## Start

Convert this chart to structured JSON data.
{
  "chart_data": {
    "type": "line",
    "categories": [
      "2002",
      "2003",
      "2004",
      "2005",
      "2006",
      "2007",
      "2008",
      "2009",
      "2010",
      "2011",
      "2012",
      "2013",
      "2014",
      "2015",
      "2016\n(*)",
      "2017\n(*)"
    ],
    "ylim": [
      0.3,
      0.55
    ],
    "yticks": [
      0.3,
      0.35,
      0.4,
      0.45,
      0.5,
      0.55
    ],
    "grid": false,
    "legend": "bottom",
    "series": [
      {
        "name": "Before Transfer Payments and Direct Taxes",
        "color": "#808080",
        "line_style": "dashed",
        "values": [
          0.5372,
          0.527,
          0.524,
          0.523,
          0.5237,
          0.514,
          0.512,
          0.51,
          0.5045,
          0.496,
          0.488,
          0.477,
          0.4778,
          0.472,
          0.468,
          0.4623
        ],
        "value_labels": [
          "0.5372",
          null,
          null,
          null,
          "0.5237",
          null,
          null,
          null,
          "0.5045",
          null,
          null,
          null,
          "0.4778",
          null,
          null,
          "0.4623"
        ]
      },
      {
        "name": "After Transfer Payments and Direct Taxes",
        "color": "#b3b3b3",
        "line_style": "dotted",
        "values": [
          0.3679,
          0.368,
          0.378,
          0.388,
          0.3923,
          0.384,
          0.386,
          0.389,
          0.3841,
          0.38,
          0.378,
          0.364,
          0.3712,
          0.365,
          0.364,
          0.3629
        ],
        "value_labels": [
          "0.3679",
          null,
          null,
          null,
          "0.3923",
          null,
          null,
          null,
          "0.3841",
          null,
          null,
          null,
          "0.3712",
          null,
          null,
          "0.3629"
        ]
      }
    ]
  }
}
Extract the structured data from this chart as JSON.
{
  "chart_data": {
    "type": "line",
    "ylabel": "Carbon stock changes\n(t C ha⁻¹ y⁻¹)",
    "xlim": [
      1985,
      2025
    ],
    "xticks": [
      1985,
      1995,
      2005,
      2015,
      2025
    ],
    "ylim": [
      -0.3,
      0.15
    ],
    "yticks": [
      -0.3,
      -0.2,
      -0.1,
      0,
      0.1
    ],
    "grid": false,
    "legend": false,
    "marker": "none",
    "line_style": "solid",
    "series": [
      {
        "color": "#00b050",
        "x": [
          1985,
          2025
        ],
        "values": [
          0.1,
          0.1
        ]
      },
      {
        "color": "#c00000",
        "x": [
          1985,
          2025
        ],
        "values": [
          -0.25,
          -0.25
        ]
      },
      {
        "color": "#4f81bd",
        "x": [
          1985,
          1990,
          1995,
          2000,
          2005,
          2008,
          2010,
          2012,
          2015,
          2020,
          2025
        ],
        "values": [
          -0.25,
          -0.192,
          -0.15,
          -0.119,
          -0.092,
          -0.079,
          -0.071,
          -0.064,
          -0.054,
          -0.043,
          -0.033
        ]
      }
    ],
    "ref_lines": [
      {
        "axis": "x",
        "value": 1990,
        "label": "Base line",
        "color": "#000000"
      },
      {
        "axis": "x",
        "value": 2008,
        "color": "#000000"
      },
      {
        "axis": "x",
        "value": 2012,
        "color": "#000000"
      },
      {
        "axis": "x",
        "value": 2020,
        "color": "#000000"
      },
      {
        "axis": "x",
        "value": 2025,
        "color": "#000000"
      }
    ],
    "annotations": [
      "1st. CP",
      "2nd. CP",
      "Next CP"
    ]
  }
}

## End

= YOUR TASK =
Report the number of lines in the entries above that include the word "Direct" and add nothing to it.

= FULL RESPONSE =
2